**TASK PROMPT:** Nothing may be dropped or altered: reproduce all the data.

**MATERIAL PROVIDED:**
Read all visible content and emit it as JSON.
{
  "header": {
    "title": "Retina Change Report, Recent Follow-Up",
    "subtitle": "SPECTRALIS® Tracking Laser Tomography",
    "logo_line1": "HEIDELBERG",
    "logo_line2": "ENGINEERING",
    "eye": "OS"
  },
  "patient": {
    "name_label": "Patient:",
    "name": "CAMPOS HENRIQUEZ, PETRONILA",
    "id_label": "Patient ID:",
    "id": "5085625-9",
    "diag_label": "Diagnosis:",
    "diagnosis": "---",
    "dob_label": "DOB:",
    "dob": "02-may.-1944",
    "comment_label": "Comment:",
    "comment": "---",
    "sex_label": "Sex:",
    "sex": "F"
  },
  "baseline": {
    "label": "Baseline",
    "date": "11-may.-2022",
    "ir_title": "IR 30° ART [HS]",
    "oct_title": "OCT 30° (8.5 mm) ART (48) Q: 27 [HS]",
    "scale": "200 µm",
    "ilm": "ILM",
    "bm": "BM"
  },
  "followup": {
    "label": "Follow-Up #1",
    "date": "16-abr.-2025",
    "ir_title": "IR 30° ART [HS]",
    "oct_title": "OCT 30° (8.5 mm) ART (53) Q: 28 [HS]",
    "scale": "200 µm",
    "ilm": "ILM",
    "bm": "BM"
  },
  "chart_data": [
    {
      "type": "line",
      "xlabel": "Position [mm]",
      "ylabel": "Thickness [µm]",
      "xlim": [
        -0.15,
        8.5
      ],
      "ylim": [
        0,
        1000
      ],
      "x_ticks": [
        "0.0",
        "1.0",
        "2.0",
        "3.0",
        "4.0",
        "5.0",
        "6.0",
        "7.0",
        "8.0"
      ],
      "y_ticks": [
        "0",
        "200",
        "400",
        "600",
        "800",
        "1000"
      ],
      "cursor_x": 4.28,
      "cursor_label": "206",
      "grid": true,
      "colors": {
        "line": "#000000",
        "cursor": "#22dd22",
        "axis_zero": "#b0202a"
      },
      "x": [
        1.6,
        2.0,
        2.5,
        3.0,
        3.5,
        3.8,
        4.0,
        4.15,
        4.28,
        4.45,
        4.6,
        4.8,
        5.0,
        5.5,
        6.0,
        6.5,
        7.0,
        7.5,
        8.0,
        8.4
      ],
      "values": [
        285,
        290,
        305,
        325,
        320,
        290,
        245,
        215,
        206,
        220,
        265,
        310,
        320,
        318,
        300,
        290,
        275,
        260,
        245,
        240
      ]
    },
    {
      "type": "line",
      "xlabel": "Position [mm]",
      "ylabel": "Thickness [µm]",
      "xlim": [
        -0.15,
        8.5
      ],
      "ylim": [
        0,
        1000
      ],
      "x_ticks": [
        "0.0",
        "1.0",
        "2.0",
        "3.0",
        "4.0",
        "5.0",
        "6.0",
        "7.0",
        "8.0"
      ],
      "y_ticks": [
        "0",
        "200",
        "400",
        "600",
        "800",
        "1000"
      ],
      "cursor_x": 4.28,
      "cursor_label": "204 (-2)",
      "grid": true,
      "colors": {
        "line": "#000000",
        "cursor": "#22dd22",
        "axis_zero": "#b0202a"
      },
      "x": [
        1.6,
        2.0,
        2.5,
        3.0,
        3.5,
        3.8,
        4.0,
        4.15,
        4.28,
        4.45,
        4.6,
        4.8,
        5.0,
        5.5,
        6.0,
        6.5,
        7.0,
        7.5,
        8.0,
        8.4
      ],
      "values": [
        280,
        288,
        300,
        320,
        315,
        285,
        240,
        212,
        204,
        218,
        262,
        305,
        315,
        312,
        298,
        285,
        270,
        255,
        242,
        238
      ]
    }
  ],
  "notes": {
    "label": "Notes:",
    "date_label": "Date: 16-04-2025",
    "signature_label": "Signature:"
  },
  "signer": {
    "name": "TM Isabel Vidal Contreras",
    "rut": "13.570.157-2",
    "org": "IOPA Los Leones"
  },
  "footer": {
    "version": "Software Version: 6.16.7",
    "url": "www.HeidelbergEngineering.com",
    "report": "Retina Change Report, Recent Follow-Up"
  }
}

**SOLUTION:**
Read all visible content and emit it as JSON.
{
  "header": {
    "title": "Retina Change Report, Recent Follow-Up",
    "subtitle": "SPECTRALIS® Tracking Laser Tomography",
    "logo_line1": "HEIDELBERG",
    "logo_line2": "ENGINEERING",
    "eye": "OS"
  },
  "patient": {
    "name_label": "Patient:",
    "name": "CAMPOS HENRIQUEZ, PETRONILA",
    "id_label": "Patient ID:",
    "id": "5085625-9",
    "diag_label": "Diagnosis:",
    "diagnosis": "---",
    "dob_label": "DOB:",
    "dob": "02-may.-1944",
    "comment_label": "Comment:",
    "comment": "---",
    "sex_label": "Sex:",
    "sex": "F"
  },
  "baseline": {
    "label": "Baseline",
    "date": "11-may.-2022",
    "ir_title": "IR 30° ART [HS]",
    "oct_title": "OCT 30° (8.5 mm) ART (48) Q: 27 [HS]",
    "scale": "200 µm",
    "ilm": "ILM",
    "bm": "BM"
  },
  "followup": {
    "label": "Follow-Up #1",
    "date": "16-abr.-2025",
    "ir_title": "IR 30° ART [HS]",
    "oct_title": "OCT 30° (8.5 mm) ART (53) Q: 28 [HS]",
    "scale": "200 µm",
    "ilm": "ILM",
    "bm": "BM"
  },
  "chart_data": [
    {
      "type": "line",
      "xlabel": "Position [mm]",
      "ylabel": "Thickness [µm]",
      "xlim": [
        -0.15,
        8.5
      ],
      "ylim": [
        0,
        1000
      ],
      "x_ticks": [
        "0.0",
        "1.0",
        "2.0",
        "3.0",
        "4.0",
        "5.0",
        "6.0",
        "7.0",
        "8.0"
      ],
      "y_ticks": [
        "0",
        "200",
        "400",
        "600",
        "800",
        "1000"
      ],
      "cursor_x": 4.28,
      "cursor_label": "206",
      "grid": true,
      "colors": {
        "line": "#000000",
        "cursor": "#22dd22",
        "axis_zero": "#b0202a"
      },
      "x": [
        1.6,
        2.0,
        2.5,
        3.0,
        3.5,
        3.8,
        4.0,
        4.15,
        4.28,
        4.45,
        4.6,
        4.8,
        5.0,
        5.5,
        6.0,
        6.5,
        7.0,
        7.5,
        8.0,
        8.4
      ],
      "values": [
        285,
        290,
        305,
        325,
        320,
        290,
        245,
        215,
        206,
        220,
        265,
        310,
        320,
        318,
        300,
        290,
        275,
        260,
        245,
        240
      ]
    },
    {
      "type": "line",
      "xlabel": "Position [mm]",
      "ylabel": "Thickness [µm]",
      "xlim": [
        -0.15,
        8.5
      ],
      "ylim": [
        0,
        1000
      ],
      "x_ticks": [
        "0.0",
        "1.0",
        "2.0",
        "3.0",
        "4.0",
        "5.0",
        "6.0",
        "7.0",
        "8.0"
      ],
      "y_ticks": [
        "0",
        "200",
        "400",
        "600",
        "800",
        "1000"
      ],
      "cursor_x": 4.28,
      "cursor_label": "204 (-2)",
      "grid": true,
      "colors": {
        "line": "#000000",
        "cursor": "#22dd22",
        "axis_zero": "#b0202a"
      },
      "x": [
        1.6,
        2.0,
        2.5,
        3.0,
        3.5,
        3.8,
        4.0,
        4.15,
        4.28,
        4.45,
        4.6,
        4.8,
        5.0,
        5.5,
        6.0,
        6.5,
        7.0,
        7.5,
        8.0,
        8.4
      ],
      "values": [
        280,
        288,
        300,
        320,
        315,
        285,
        240,
        212,
        204,
        218,
        262,
        305,
        315,
        312,
        298,
        285,
        270,
        255,
        242,
        238
      ]
    }
  ],
  "notes": {
    "label": "Notes:",
    "date_label": "Date: 16-04-2025",
    "signature_label": "Signature:"
  },
  "signer": {
    "name": "TM Isabel Vidal Contreras",
    "rut": "13.570.157-2",
    "org": "IOPA Los Leones"
  },
  "footer": {
    "version": "Software Version: 6.16.7",
    "url": "www.HeidelbergEngineering.com",
    "report": "Retina Change Report, Recent Follow-Up"
  }
}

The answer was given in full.